▶ WHAT THIS TASK INVOLVES: Repeat the data word for word. Do not include the pictures.

▶ SUPPLIED RECORDS:
......

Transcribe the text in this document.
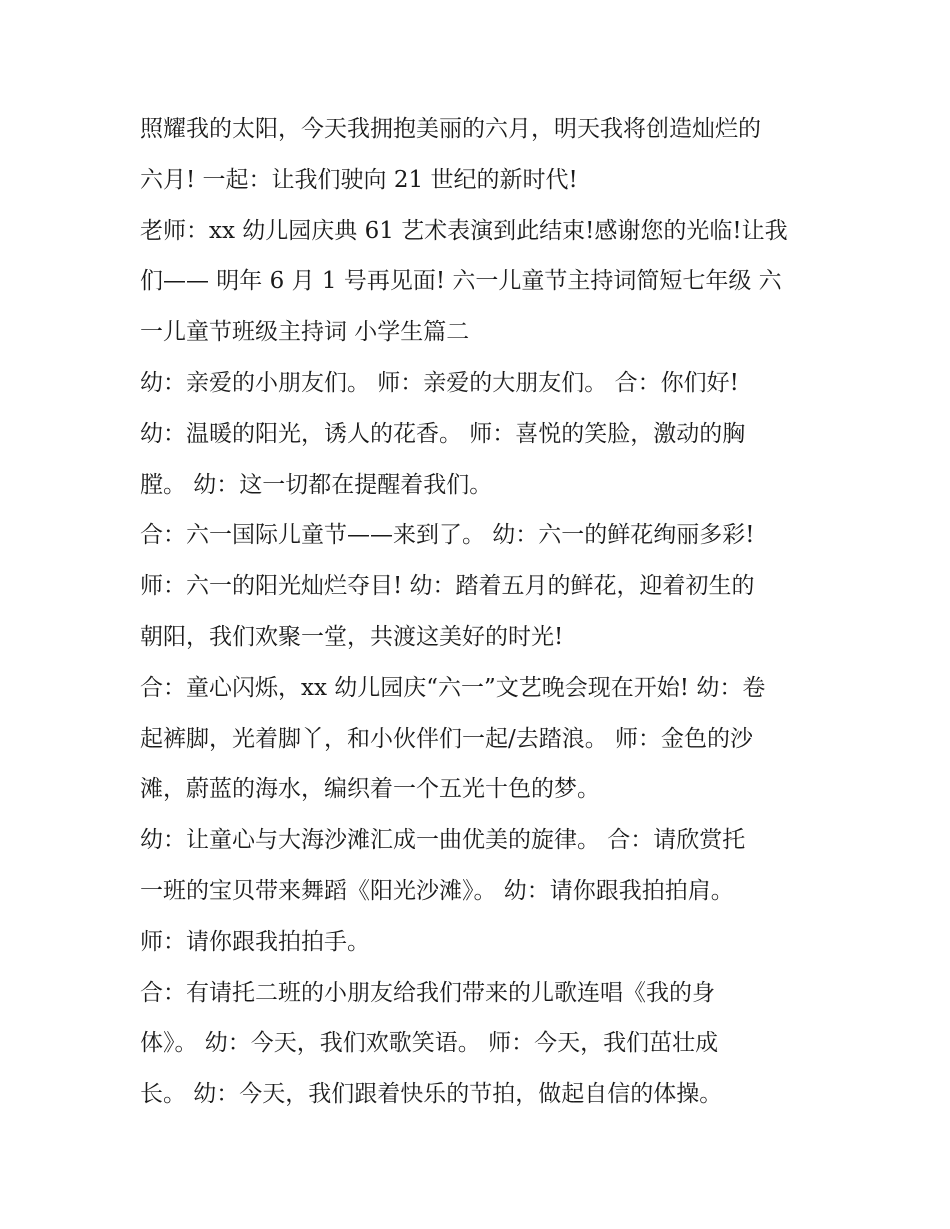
照耀我的太阳，今天我拥抱美丽的六月，明天我将创造灿烂的
六月! 一起：让我们驶向 21 世纪的新时代!
老师：xx 幼儿园庆典 61 艺术表演到此结束!感谢您的光临!让我
们—— 明年 6 月 1 号再见面! 六一儿童节主持词简短七年级 六
一儿童节班级主持词 小学生篇二
幼：亲爱的小朋友们。 师：亲爱的大朋友们。 合：你们好!
幼：温暖的阳光，诱人的花香。 师：喜悦的笑脸，激动的胸
膛。 幼：这一切都在提醒着我们。
合：六一国际儿童节——来到了。 幼：六一的鲜花绚丽多彩!
师：六一的阳光灿烂夺目! 幼：踏着五月的鲜花，迎着初生的
朝阳，我们欢聚一堂，共渡这美好的时光!
合：童心闪烁，xx 幼儿园庆“六一”文艺晚会现在开始! 幼：卷
起裤脚，光着脚丫，和小伙伴们一起/去踏浪。 师：金色的沙
滩，蔚蓝的海水，编织着一个五光十色的梦。
幼：让童心与大海沙滩汇成一曲优美的旋律。 合：请欣赏托
一班的宝贝带来舞蹈《阳光沙滩》。 幼：请你跟我拍拍肩。
师：请你跟我拍拍手。
合：有请托二班的小朋友给我们带来的儿歌连唱《我的身
体》。 幼：今天，我们欢歌笑语。 师：今天，我们茁壮成
长。 幼：今天，我们跟着快乐的节拍，做起自信的体操。
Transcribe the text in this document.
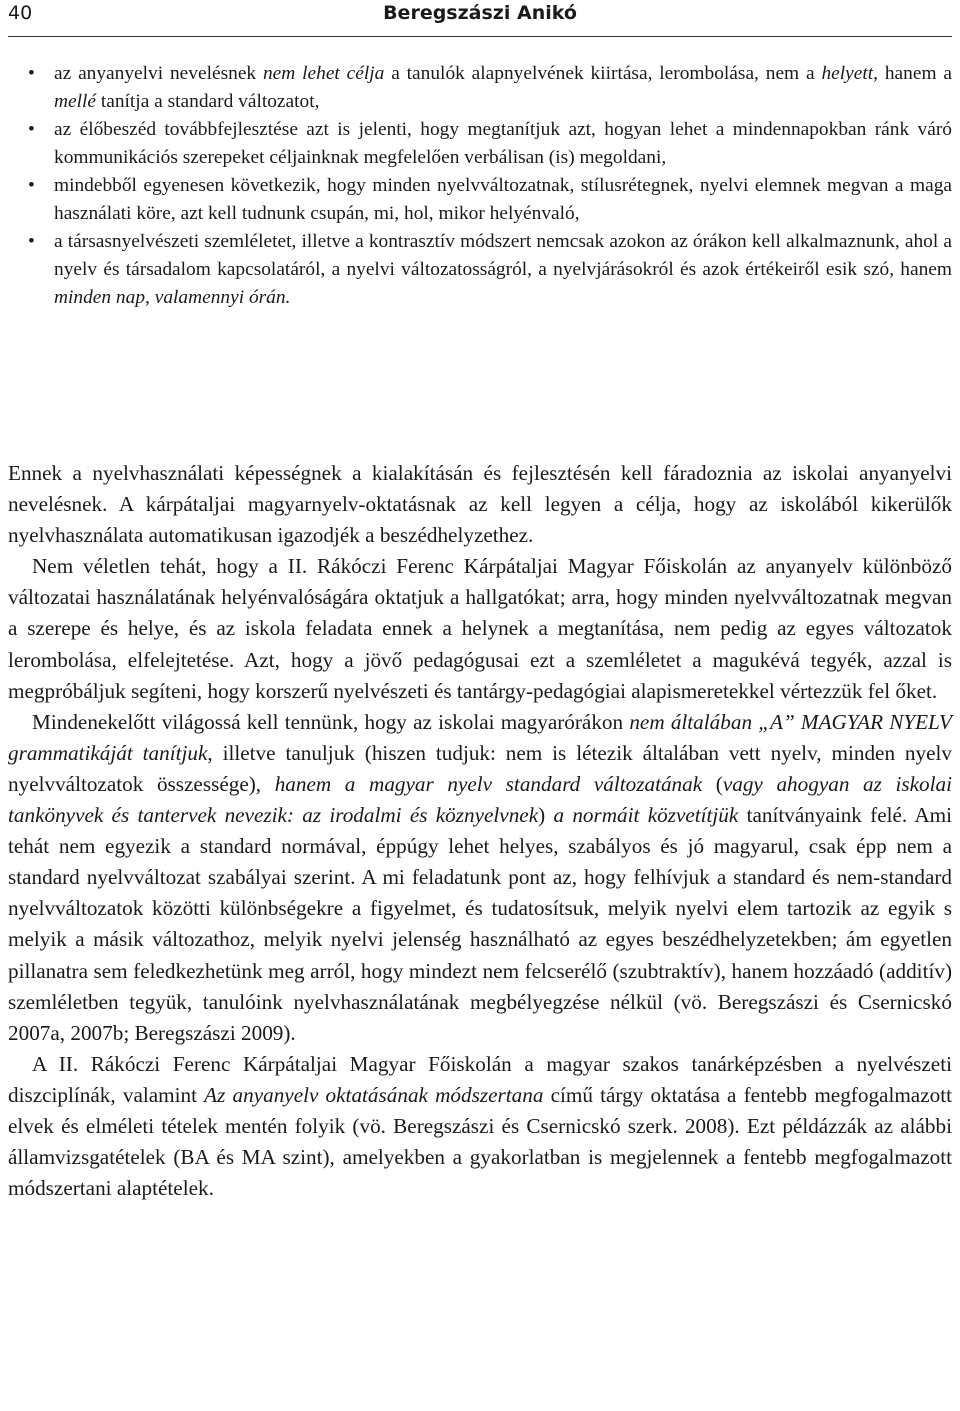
40	Beregszászi Anikó
• az anyanyelvi nevelésnek nem lehet célja a tanulók alapnyelvének kiirtása, lerombolása, nem a helyett, hanem a mellé tanítja a standard változatot,
• az élőbeszéd továbbfejlesztése azt is jelenti, hogy megtanítjuk azt, hogyan lehet a mindennapokban ránk váró kommunikációs szerepeket céljainknak megfelelően verbálisan (is) megoldani,
• mindebből egyenesen következik, hogy minden nyelvváltozatnak, stílusrétegnek, nyelvi elemnek megvan a maga használati köre, azt kell tudnunk csupán, mi, hol, mikor helyénvaló,
• a társasnyelvészeti szemléletet, illetve a kontrasztív módszert nemcsak azokon az órákon kell alkalmaznunk, ahol a nyelv és társadalom kapcsolatáról, a nyelvi változatosságról, a nyelvjárásokról és azok értékeiről esik szó, hanem minden nap, valamennyi órán.

Ennek a nyelvhasználati képességnek a kialakításán és fejlesztésén kell fáradoznia az iskolai anyanyelvi nevelésnek. A kárpátaljai magyarnyelv-oktatásnak az kell legyen a célja, hogy az iskolából kikerülők nyelvhasználata automatikusan igazodjék a beszédhelyzethez.

Nem véletlen tehát, hogy a II. Rákóczi Ferenc Kárpátaljai Magyar Főiskolán az anyanyelv különböző változatai használatának helyénvalóságára oktatjuk a hallgatókat; arra, hogy minden nyelvváltozatnak megvan a szerepe és helye, és az iskola feladata ennek a helynek a megtanítása, nem pedig az egyes változatok lerombolása, elfelejtetése. Azt, hogy a jövő pedagógusai ezt a szemléletet a magukévá tegyék, azzal is megpróbáljuk segíteni, hogy korszerű nyelvészeti és tantárgy-pedagógiai alapismeretekkel vértezzük fel őket.

Mindenekelőtt világossá kell tennünk, hogy az iskolai magyarórákon nem általában „A” MAGYAR NYELV grammatikáját tanítjuk, illetve tanuljuk (hiszen tudjuk: nem is létezik általában vett nyelv, minden nyelv nyelvváltozatok összessége), hanem a magyar nyelv standard változatának (vagy ahogyan az iskolai tankönyvek és tantervek nevezik: az irodalmi és köznyelvnek) a normáit közvetítjük tanítványaink felé. Ami tehát nem egyezik a standard normával, éppúgy lehet helyes, szabályos és jó magyarul, csak épp nem a standard nyelvváltozat szabályai szerint. A mi feladatunk pont az, hogy felhívjuk a standard és nem-standard nyelvváltozatok közötti különbségekre a figyelmet, és tudatosítsuk, melyik nyelvi elem tartozik az egyik s melyik a másik változathoz, melyik nyelvi jelenség használható az egyes beszédhelyzetekben; ám egyetlen pillanatra sem feledkezhetünk meg arról, hogy mindezt nem felcserélő (szubtraktív), hanem hozzáadó (additív) szemléletben tegyük, tanulóink nyelvhasználatának megbélyegzése nélkül (vö. Beregszászi és Csernicskó 2007a, 2007b; Beregszászi 2009).

A II. Rákóczi Ferenc Kárpátaljai Magyar Főiskolán a magyar szakos tanárképzésben a nyelvészeti diszciplínák, valamint Az anyanyelv oktatásának módszertana című tárgy oktatása a fentebb megfogalmazott elvek és elméleti tételek mentén folyik (vö. Beregszászi és Csernicskó szerk. 2008). Ezt példázzák az alábbi államvizsgatételek (BA és MA szint), amelyekben a gyakorlatban is megjelennek a fentebb megfogalmazott módszertani alaptételek.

......

▶ EXPECTED ANSWER:
Transcribe the text in this document.
照耀我的太阳，今天我拥抱美丽的六月，明天我将创造灿烂的
六月! 一起：让我们驶向 21 世纪的新时代!
老师：xx 幼儿园庆典 61 艺术表演到此结束!感谢您的光临!让我
们—— 明年 6 月 1 号再见面! 六一儿童节主持词简短七年级 六
一儿童节班级主持词 小学生篇二
幼：亲爱的小朋友们。 师：亲爱的大朋友们。 合：你们好!
幼：温暖的阳光，诱人的花香。 师：喜悦的笑脸，激动的胸
膛。 幼：这一切都在提醒着我们。
合：六一国际儿童节——来到了。 幼：六一的鲜花绚丽多彩!
师：六一的阳光灿烂夺目! 幼：踏着五月的鲜花，迎着初生的
朝阳，我们欢聚一堂，共渡这美好的时光!
合：童心闪烁，xx 幼儿园庆“六一”文艺晚会现在开始! 幼：卷
起裤脚，光着脚丫，和小伙伴们一起/去踏浪。 师：金色的沙
滩，蔚蓝的海水，编织着一个五光十色的梦。
幼：让童心与大海沙滩汇成一曲优美的旋律。 合：请欣赏托
一班的宝贝带来舞蹈《阳光沙滩》。 幼：请你跟我拍拍肩。
师：请你跟我拍拍手。
合：有请托二班的小朋友给我们带来的儿歌连唱《我的身
体》。 幼：今天，我们欢歌笑语。 师：今天，我们茁壮成
长。 幼：今天，我们跟着快乐的节拍，做起自信的体操。
Transcribe the text in this document.
40	Beregszászi Anikó
• az anyanyelvi nevelésnek nem lehet célja a tanulók alapnyelvének kiirtása, lerombolása, nem a helyett, hanem a mellé tanítja a standard változatot,
• az élőbeszéd továbbfejlesztése azt is jelenti, hogy megtanítjuk azt, hogyan lehet a mindennapokban ránk váró kommunikációs szerepeket céljainknak megfelelően verbálisan (is) megoldani,
• mindebből egyenesen következik, hogy minden nyelvváltozatnak, stílusrétegnek, nyelvi elemnek megvan a maga használati köre, azt kell tudnunk csupán, mi, hol, mikor helyénvaló,
• a társasnyelvészeti szemléletet, illetve a kontrasztív módszert nemcsak azokon az órákon kell alkalmaznunk, ahol a nyelv és társadalom kapcsolatáról, a nyelvi változatosságról, a nyelvjárásokról és azok értékeiről esik szó, hanem minden nap, valamennyi órán.

Ennek a nyelvhasználati képességnek a kialakításán és fejlesztésén kell fáradoznia az iskolai anyanyelvi nevelésnek. A kárpátaljai magyarnyelv-oktatásnak az kell legyen a célja, hogy az iskolából kikerülők nyelvhasználata automatikusan igazodjék a beszédhelyzethez.

Nem véletlen tehát, hogy a II. Rákóczi Ferenc Kárpátaljai Magyar Főiskolán az anyanyelv különböző változatai használatának helyénvalóságára oktatjuk a hallgatókat; arra, hogy minden nyelvváltozatnak megvan a szerepe és helye, és az iskola feladata ennek a helynek a megtanítása, nem pedig az egyes változatok lerombolása, elfelejtetése. Azt, hogy a jövő pedagógusai ezt a szemléletet a magukévá tegyék, azzal is megpróbáljuk segíteni, hogy korszerű nyelvészeti és tantárgy-pedagógiai alapismeretekkel vértezzük fel őket.

Mindenekelőtt világossá kell tennünk, hogy az iskolai magyarórákon nem általában „A” MAGYAR NYELV grammatikáját tanítjuk, illetve tanuljuk (hiszen tudjuk: nem is létezik általában vett nyelv, minden nyelv nyelvváltozatok összessége), hanem a magyar nyelv standard változatának (vagy ahogyan az iskolai tankönyvek és tantervek nevezik: az irodalmi és köznyelvnek) a normáit közvetítjük tanítványaink felé. Ami tehát nem egyezik a standard normával, éppúgy lehet helyes, szabályos és jó magyarul, csak épp nem a standard nyelvváltozat szabályai szerint. A mi feladatunk pont az, hogy felhívjuk a standard és nem-standard nyelvváltozatok közötti különbségekre a figyelmet, és tudatosítsuk, melyik nyelvi elem tartozik az egyik s melyik a másik változathoz, melyik nyelvi jelenség használható az egyes beszédhelyzetekben; ám egyetlen pillanatra sem feledkezhetünk meg arról, hogy mindezt nem felcserélő (szubtraktív), hanem hozzáadó (additív) szemléletben tegyük, tanulóink nyelvhasználatának megbélyegzése nélkül (vö. Beregszászi és Csernicskó 2007a, 2007b; Beregszászi 2009).

A II. Rákóczi Ferenc Kárpátaljai Magyar Főiskolán a magyar szakos tanárképzésben a nyelvészeti diszciplínák, valamint Az anyanyelv oktatásának módszertana című tárgy oktatása a fentebb megfogalmazott elvek és elméleti tételek mentén folyik (vö. Beregszászi és Csernicskó szerk. 2008). Ezt példázzák az alábbi államvizsgatételek (BA és MA szint), amelyekben a gyakorlatban is megjelennek a fentebb megfogalmazott módszertani alaptételek.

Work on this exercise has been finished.